To be done.
Transcribe each entry below exactly. Pictures do not go in the copy.

The input.
# # #

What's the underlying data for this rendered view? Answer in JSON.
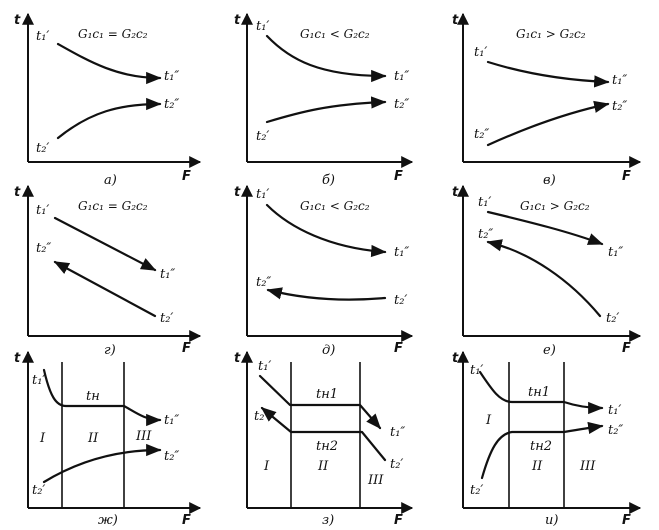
{
  "axis": {
    "y": "t",
    "x": "F"
  },
  "panels": [
    {
      "caption": "а)",
      "title": "G₁c₁ = G₂c₂",
      "labels": [
        "t₁′",
        "t₁″",
        "t₂′",
        "t₂″"
      ]
    },
    {
      "caption": "б)",
      "title": "G₁c₁ < G₂c₂",
      "labels": [
        "t₁′",
        "t₁″",
        "t₂′",
        "t₂″"
      ]
    },
    {
      "caption": "в)",
      "title": "G₁c₁ > G₂c₂",
      "labels": [
        "t₁′",
        "t₁″",
        "t₂″",
        "t₂″"
      ]
    },
    {
      "caption": "г)",
      "title": "G₁c₁ = G₂c₂",
      "labels": [
        "t₁′",
        "t₂″",
        "t₁″",
        "t₂′"
      ]
    },
    {
      "caption": "д)",
      "title": "G₁c₁ < G₂c₂",
      "labels": [
        "t₁′",
        "t₁″",
        "t₂″",
        "t₂′"
      ]
    },
    {
      "caption": "е)",
      "title": "G₁c₁ > G₂c₂",
      "labels": [
        "t₁′",
        "t₂″",
        "t₁″",
        "t₂′"
      ]
    },
    {
      "caption": "ж)",
      "labels": [
        "t₁′",
        "tн",
        "t₁″",
        "t₂′",
        "t₂″"
      ],
      "zones": [
        "I",
        "II",
        "III"
      ]
    },
    {
      "caption": "з)",
      "labels": [
        "t₁′",
        "t₂″",
        "tн1",
        "tн2",
        "t₁″",
        "t₂′"
      ],
      "zones": [
        "I",
        "II",
        "III"
      ]
    },
    {
      "caption": "и)",
      "labels": [
        "t₁′",
        "tн1",
        "tн2",
        "t₁′",
        "t₂″",
        "t₂′"
      ],
      "zones": [
        "I",
        "II",
        "III"
      ]
    }
  ]
}
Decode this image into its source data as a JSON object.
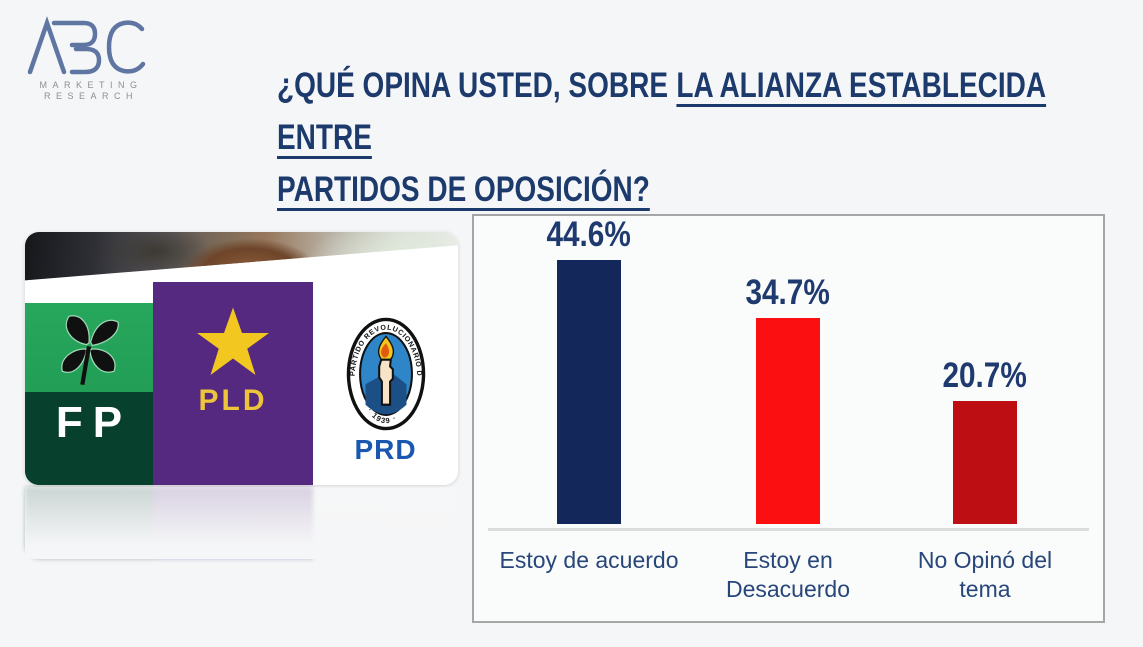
{
  "logo": {
    "brand": "ABC",
    "sub_line1": "MARKETING",
    "sub_line2": "RESEARCH",
    "brand_color": "#5f76a3",
    "sub_color": "#8f8f92"
  },
  "title": {
    "part1": "¿QUÉ OPINA USTED, SOBRE",
    "part2_underlined": "LA ALIANZA ESTABLECIDA ENTRE",
    "part3_underlined": "PARTIDOS DE OPOSICIÓN?",
    "color": "#1d3a6d"
  },
  "montage": {
    "fp_label": "FP",
    "pld_label": "PLD",
    "prd_label": "PRD",
    "prd_ring_text": "PARTIDO REVOLUCIONARIO DOMINICANO",
    "prd_year_text": "· 1939 ·",
    "fp_green": "#22a058",
    "fp_dark_green": "#07402c",
    "pld_purple": "#55297f",
    "star_gold": "#f2c71f",
    "prd_blue": "#1a57b0"
  },
  "chart_data": {
    "type": "bar",
    "title": "¿Qué opina usted, sobre la alianza establecida entre partidos de oposición?",
    "categories": [
      "Estoy de acuerdo",
      "Estoy en Desacuerdo",
      "No Opinó del tema"
    ],
    "values": [
      44.6,
      34.7,
      20.7
    ],
    "value_labels": [
      "44.6%",
      "34.7%",
      "20.7%"
    ],
    "bar_colors": [
      "#14275b",
      "#fb0f10",
      "#bd0e13"
    ],
    "value_label_color": "#1e3a6e",
    "category_label_color": "#274679",
    "baseline_color": "#dcdcdc",
    "ylim": [
      0,
      50
    ],
    "grid": false,
    "legend": false,
    "data_labels_position": "above bars",
    "axis_labels": "category names below baseline, no y-axis shown"
  }
}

# # #

Solution below.
What's the underlying data for this rendered view? Answer in JSON.
{
  "axis": {
    "y": "t",
    "x": "F"
  },
  "panels": [
    {
      "caption": "а)",
      "title": "G₁c₁ = G₂c₂",
      "labels": [
        "t₁′",
        "t₁″",
        "t₂′",
        "t₂″"
      ]
    },
    {
      "caption": "б)",
      "title": "G₁c₁ < G₂c₂",
      "labels": [
        "t₁′",
        "t₁″",
        "t₂′",
        "t₂″"
      ]
    },
    {
      "caption": "в)",
      "title": "G₁c₁ > G₂c₂",
      "labels": [
        "t₁′",
        "t₁″",
        "t₂″",
        "t₂″"
      ]
    },
    {
      "caption": "г)",
      "title": "G₁c₁ = G₂c₂",
      "labels": [
        "t₁′",
        "t₂″",
        "t₁″",
        "t₂′"
      ]
    },
    {
      "caption": "д)",
      "title": "G₁c₁ < G₂c₂",
      "labels": [
        "t₁′",
        "t₁″",
        "t₂″",
        "t₂′"
      ]
    },
    {
      "caption": "е)",
      "title": "G₁c₁ > G₂c₂",
      "labels": [
        "t₁′",
        "t₂″",
        "t₁″",
        "t₂′"
      ]
    },
    {
      "caption": "ж)",
      "labels": [
        "t₁′",
        "tн",
        "t₁″",
        "t₂′",
        "t₂″"
      ],
      "zones": [
        "I",
        "II",
        "III"
      ]
    },
    {
      "caption": "з)",
      "labels": [
        "t₁′",
        "t₂″",
        "tн1",
        "tн2",
        "t₁″",
        "t₂′"
      ],
      "zones": [
        "I",
        "II",
        "III"
      ]
    },
    {
      "caption": "и)",
      "labels": [
        "t₁′",
        "tн1",
        "tн2",
        "t₁′",
        "t₂″",
        "t₂′"
      ],
      "zones": [
        "I",
        "II",
        "III"
      ]
    }
  ]
}
Decode this image into its source data as a JSON object.
{
  "logo": {
    "brand": "ABC",
    "sub_line1": "MARKETING",
    "sub_line2": "RESEARCH",
    "brand_color": "#5f76a3",
    "sub_color": "#8f8f92"
  },
  "title": {
    "part1": "¿QUÉ OPINA USTED, SOBRE",
    "part2_underlined": "LA ALIANZA ESTABLECIDA ENTRE",
    "part3_underlined": "PARTIDOS DE OPOSICIÓN?",
    "color": "#1d3a6d"
  },
  "montage": {
    "fp_label": "FP",
    "pld_label": "PLD",
    "prd_label": "PRD",
    "prd_ring_text": "PARTIDO REVOLUCIONARIO DOMINICANO",
    "prd_year_text": "· 1939 ·",
    "fp_green": "#22a058",
    "fp_dark_green": "#07402c",
    "pld_purple": "#55297f",
    "star_gold": "#f2c71f",
    "prd_blue": "#1a57b0"
  },
  "chart_data": {
    "type": "bar",
    "title": "¿Qué opina usted, sobre la alianza establecida entre partidos de oposición?",
    "categories": [
      "Estoy de acuerdo",
      "Estoy en Desacuerdo",
      "No Opinó del tema"
    ],
    "values": [
      44.6,
      34.7,
      20.7
    ],
    "value_labels": [
      "44.6%",
      "34.7%",
      "20.7%"
    ],
    "bar_colors": [
      "#14275b",
      "#fb0f10",
      "#bd0e13"
    ],
    "value_label_color": "#1e3a6e",
    "category_label_color": "#274679",
    "baseline_color": "#dcdcdc",
    "ylim": [
      0,
      50
    ],
    "grid": false,
    "legend": false,
    "data_labels_position": "above bars",
    "axis_labels": "category names below baseline, no y-axis shown"
  }
}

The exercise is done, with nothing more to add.